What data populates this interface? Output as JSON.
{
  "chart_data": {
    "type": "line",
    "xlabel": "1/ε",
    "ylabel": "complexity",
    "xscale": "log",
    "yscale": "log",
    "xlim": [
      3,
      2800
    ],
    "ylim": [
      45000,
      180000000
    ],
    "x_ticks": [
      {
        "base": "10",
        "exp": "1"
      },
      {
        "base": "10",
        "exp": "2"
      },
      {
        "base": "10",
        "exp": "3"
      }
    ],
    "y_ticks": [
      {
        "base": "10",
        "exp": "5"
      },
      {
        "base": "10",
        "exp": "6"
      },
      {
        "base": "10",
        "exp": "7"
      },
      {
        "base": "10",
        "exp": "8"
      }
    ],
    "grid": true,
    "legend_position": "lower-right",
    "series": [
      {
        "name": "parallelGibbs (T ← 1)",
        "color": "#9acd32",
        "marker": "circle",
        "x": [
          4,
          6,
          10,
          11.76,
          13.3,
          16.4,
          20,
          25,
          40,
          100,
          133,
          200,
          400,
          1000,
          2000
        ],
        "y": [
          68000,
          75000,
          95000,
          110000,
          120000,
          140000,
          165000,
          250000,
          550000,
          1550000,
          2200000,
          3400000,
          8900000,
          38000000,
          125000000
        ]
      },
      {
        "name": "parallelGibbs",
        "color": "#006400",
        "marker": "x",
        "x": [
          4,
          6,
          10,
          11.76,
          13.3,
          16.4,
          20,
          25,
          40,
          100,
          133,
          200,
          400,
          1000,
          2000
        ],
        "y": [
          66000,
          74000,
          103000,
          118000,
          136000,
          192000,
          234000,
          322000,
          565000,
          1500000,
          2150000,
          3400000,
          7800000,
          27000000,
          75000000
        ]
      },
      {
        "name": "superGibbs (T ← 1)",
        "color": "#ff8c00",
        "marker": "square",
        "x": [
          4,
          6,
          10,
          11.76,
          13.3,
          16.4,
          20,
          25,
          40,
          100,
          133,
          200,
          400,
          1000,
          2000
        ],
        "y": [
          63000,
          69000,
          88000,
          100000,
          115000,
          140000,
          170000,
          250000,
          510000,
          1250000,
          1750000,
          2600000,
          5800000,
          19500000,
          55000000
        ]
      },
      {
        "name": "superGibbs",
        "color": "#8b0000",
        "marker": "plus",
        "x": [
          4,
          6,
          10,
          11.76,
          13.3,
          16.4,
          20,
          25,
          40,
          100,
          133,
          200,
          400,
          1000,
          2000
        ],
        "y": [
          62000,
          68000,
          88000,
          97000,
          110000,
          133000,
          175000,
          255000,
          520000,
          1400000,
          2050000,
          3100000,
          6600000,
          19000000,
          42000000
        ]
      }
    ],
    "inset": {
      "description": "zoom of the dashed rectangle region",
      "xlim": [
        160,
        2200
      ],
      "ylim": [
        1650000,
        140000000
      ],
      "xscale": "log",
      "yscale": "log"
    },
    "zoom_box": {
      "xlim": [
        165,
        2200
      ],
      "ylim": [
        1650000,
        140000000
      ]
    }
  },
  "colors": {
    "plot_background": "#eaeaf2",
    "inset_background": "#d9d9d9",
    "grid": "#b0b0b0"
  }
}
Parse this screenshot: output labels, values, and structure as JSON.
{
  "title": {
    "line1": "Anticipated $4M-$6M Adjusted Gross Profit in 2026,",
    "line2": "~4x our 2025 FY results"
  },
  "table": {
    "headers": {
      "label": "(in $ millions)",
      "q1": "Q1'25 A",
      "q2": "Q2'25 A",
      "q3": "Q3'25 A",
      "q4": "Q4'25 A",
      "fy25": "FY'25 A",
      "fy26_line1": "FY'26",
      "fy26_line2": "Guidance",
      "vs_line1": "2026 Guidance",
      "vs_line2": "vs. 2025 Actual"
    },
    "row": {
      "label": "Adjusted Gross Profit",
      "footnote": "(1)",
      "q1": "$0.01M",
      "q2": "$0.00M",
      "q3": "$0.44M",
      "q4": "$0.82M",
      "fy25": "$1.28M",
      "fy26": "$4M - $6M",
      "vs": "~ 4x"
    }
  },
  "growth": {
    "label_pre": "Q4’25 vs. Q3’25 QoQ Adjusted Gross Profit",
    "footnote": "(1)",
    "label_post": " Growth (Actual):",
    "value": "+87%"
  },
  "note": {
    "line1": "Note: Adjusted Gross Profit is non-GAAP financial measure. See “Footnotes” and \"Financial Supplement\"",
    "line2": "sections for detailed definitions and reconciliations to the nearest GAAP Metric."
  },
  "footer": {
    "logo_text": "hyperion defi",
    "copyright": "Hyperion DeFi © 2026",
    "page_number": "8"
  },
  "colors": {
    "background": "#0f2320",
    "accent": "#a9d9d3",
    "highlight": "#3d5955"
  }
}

• • • • •

◆ AIM OF THE EXERCISE: Your task is to print all of the records exactly.

◆ TASK SOLUTION:
What data populates this interface? Output as JSON.
{
  "chart_data": {
    "type": "line",
    "xlabel": "1/ε",
    "ylabel": "complexity",
    "xscale": "log",
    "yscale": "log",
    "xlim": [
      3,
      2800
    ],
    "ylim": [
      45000,
      180000000
    ],
    "x_ticks": [
      {
        "base": "10",
        "exp": "1"
      },
      {
        "base": "10",
        "exp": "2"
      },
      {
        "base": "10",
        "exp": "3"
      }
    ],
    "y_ticks": [
      {
        "base": "10",
        "exp": "5"
      },
      {
        "base": "10",
        "exp": "6"
      },
      {
        "base": "10",
        "exp": "7"
      },
      {
        "base": "10",
        "exp": "8"
      }
    ],
    "grid": true,
    "legend_position": "lower-right",
    "series": [
      {
        "name": "parallelGibbs (T ← 1)",
        "color": "#9acd32",
        "marker": "circle",
        "x": [
          4,
          6,
          10,
          11.76,
          13.3,
          16.4,
          20,
          25,
          40,
          100,
          133,
          200,
          400,
          1000,
          2000
        ],
        "y": [
          68000,
          75000,
          95000,
          110000,
          120000,
          140000,
          165000,
          250000,
          550000,
          1550000,
          2200000,
          3400000,
          8900000,
          38000000,
          125000000
        ]
      },
      {
        "name": "parallelGibbs",
        "color": "#006400",
        "marker": "x",
        "x": [
          4,
          6,
          10,
          11.76,
          13.3,
          16.4,
          20,
          25,
          40,
          100,
          133,
          200,
          400,
          1000,
          2000
        ],
        "y": [
          66000,
          74000,
          103000,
          118000,
          136000,
          192000,
          234000,
          322000,
          565000,
          1500000,
          2150000,
          3400000,
          7800000,
          27000000,
          75000000
        ]
      },
      {
        "name": "superGibbs (T ← 1)",
        "color": "#ff8c00",
        "marker": "square",
        "x": [
          4,
          6,
          10,
          11.76,
          13.3,
          16.4,
          20,
          25,
          40,
          100,
          133,
          200,
          400,
          1000,
          2000
        ],
        "y": [
          63000,
          69000,
          88000,
          100000,
          115000,
          140000,
          170000,
          250000,
          510000,
          1250000,
          1750000,
          2600000,
          5800000,
          19500000,
          55000000
        ]
      },
      {
        "name": "superGibbs",
        "color": "#8b0000",
        "marker": "plus",
        "x": [
          4,
          6,
          10,
          11.76,
          13.3,
          16.4,
          20,
          25,
          40,
          100,
          133,
          200,
          400,
          1000,
          2000
        ],
        "y": [
          62000,
          68000,
          88000,
          97000,
          110000,
          133000,
          175000,
          255000,
          520000,
          1400000,
          2050000,
          3100000,
          6600000,
          19000000,
          42000000
        ]
      }
    ],
    "inset": {
      "description": "zoom of the dashed rectangle region",
      "xlim": [
        160,
        2200
      ],
      "ylim": [
        1650000,
        140000000
      ],
      "xscale": "log",
      "yscale": "log"
    },
    "zoom_box": {
      "xlim": [
        165,
        2200
      ],
      "ylim": [
        1650000,
        140000000
      ]
    }
  },
  "colors": {
    "plot_background": "#eaeaf2",
    "inset_background": "#d9d9d9",
    "grid": "#b0b0b0"
  }
}
Parse this screenshot: output labels, values, and structure as JSON.
{
  "title": {
    "line1": "Anticipated $4M-$6M Adjusted Gross Profit in 2026,",
    "line2": "~4x our 2025 FY results"
  },
  "table": {
    "headers": {
      "label": "(in $ millions)",
      "q1": "Q1'25 A",
      "q2": "Q2'25 A",
      "q3": "Q3'25 A",
      "q4": "Q4'25 A",
      "fy25": "FY'25 A",
      "fy26_line1": "FY'26",
      "fy26_line2": "Guidance",
      "vs_line1": "2026 Guidance",
      "vs_line2": "vs. 2025 Actual"
    },
    "row": {
      "label": "Adjusted Gross Profit",
      "footnote": "(1)",
      "q1": "$0.01M",
      "q2": "$0.00M",
      "q3": "$0.44M",
      "q4": "$0.82M",
      "fy25": "$1.28M",
      "fy26": "$4M - $6M",
      "vs": "~ 4x"
    }
  },
  "growth": {
    "label_pre": "Q4’25 vs. Q3’25 QoQ Adjusted Gross Profit",
    "footnote": "(1)",
    "label_post": " Growth (Actual):",
    "value": "+87%"
  },
  "note": {
    "line1": "Note: Adjusted Gross Profit is non-GAAP financial measure. See “Footnotes” and \"Financial Supplement\"",
    "line2": "sections for detailed definitions and reconciliations to the nearest GAAP Metric."
  },
  "footer": {
    "logo_text": "hyperion defi",
    "copyright": "Hyperion DeFi © 2026",
    "page_number": "8"
  },
  "colors": {
    "background": "#0f2320",
    "accent": "#a9d9d3",
    "highlight": "#3d5955"
  }
}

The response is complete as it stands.